↓↓↓
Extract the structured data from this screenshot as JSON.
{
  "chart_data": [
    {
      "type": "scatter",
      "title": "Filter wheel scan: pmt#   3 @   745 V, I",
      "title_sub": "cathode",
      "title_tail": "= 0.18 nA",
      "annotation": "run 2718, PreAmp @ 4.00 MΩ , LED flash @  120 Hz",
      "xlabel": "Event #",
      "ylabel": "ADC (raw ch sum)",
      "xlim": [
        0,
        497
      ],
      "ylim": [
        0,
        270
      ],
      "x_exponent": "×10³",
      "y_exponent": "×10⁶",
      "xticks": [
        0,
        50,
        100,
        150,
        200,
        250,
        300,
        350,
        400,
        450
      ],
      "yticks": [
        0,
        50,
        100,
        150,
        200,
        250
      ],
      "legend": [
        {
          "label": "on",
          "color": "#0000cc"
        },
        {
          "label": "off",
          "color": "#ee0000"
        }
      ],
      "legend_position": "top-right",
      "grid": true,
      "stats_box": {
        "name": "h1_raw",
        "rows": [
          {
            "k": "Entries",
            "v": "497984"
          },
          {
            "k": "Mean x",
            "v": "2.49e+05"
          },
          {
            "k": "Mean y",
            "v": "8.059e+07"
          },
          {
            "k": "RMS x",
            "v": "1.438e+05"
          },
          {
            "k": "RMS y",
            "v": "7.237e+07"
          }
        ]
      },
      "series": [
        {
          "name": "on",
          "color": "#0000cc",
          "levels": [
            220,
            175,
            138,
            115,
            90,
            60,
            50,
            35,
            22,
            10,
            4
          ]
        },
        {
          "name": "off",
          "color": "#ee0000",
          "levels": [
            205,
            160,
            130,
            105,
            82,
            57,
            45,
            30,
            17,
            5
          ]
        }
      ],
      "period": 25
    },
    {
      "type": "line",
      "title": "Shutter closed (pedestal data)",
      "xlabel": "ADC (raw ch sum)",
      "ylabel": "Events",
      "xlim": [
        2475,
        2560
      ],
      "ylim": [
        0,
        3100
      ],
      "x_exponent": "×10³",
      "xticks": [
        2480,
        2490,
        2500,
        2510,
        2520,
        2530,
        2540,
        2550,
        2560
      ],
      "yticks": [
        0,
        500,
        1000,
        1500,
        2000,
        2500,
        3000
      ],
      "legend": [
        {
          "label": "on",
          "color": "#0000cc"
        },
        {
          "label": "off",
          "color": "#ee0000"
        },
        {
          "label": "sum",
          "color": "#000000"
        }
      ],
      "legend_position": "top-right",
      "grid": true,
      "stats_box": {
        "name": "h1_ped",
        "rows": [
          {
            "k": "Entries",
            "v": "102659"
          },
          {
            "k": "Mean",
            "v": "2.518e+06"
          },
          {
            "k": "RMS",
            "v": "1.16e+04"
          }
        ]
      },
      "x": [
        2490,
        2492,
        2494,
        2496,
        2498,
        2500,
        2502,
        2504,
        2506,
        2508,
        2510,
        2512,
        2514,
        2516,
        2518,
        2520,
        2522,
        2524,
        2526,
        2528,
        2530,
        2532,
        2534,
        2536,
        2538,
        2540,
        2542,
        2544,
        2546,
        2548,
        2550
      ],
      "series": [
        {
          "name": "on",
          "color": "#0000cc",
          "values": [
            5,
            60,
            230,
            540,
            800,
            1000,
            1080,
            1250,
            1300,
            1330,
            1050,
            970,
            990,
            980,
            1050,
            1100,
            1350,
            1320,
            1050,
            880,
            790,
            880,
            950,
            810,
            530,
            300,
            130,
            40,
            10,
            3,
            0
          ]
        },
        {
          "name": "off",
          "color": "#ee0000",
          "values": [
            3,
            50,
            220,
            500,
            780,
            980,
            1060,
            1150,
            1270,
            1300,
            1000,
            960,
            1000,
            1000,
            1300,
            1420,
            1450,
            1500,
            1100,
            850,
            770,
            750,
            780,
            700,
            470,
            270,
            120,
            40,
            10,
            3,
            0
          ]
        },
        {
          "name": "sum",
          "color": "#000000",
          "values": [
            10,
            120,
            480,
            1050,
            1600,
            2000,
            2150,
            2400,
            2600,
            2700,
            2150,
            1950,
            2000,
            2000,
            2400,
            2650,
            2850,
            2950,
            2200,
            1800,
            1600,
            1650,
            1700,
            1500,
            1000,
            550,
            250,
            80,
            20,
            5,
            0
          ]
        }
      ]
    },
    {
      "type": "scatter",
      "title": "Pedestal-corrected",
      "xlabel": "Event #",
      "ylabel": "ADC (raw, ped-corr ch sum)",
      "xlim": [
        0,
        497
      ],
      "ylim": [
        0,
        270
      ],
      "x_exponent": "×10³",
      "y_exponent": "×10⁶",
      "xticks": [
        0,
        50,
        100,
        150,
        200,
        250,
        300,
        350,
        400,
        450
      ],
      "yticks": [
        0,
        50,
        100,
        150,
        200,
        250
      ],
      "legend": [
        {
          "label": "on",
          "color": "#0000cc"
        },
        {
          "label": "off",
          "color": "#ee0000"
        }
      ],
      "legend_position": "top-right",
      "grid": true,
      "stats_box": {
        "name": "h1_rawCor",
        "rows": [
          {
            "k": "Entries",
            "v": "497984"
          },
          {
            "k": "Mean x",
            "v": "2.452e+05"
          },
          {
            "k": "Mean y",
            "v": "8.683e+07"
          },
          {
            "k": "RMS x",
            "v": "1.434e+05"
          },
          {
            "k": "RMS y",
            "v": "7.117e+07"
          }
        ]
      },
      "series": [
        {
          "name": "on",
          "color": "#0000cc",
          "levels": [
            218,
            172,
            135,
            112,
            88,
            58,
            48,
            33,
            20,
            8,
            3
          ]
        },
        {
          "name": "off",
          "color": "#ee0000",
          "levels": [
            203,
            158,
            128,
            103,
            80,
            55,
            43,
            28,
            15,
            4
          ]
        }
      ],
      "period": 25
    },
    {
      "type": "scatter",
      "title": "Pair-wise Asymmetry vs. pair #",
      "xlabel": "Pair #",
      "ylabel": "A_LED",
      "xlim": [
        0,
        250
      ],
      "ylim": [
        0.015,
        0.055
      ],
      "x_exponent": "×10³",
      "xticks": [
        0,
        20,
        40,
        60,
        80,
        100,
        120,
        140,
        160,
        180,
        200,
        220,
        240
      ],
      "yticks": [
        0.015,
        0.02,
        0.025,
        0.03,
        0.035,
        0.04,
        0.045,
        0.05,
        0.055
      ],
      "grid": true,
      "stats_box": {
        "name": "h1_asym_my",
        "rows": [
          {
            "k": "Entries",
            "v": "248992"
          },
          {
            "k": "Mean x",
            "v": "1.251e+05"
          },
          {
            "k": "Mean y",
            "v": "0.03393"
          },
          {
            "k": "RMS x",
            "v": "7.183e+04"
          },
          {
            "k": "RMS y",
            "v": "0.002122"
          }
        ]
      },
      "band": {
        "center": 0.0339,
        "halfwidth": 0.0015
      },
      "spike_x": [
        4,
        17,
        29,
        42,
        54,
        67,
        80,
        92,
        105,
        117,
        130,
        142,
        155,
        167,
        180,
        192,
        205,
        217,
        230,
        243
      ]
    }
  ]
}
↑↑↑
*WRITTEN PROBLEM*.
Search the lines for the string "xlabel" and copy every line that has it.

*THE SOLUTION*.
      "xlabel": "Event #",
      "xlabel": "ADC (raw ch sum)",
      "xlabel": "Event #",
      "xlabel": "Pair #",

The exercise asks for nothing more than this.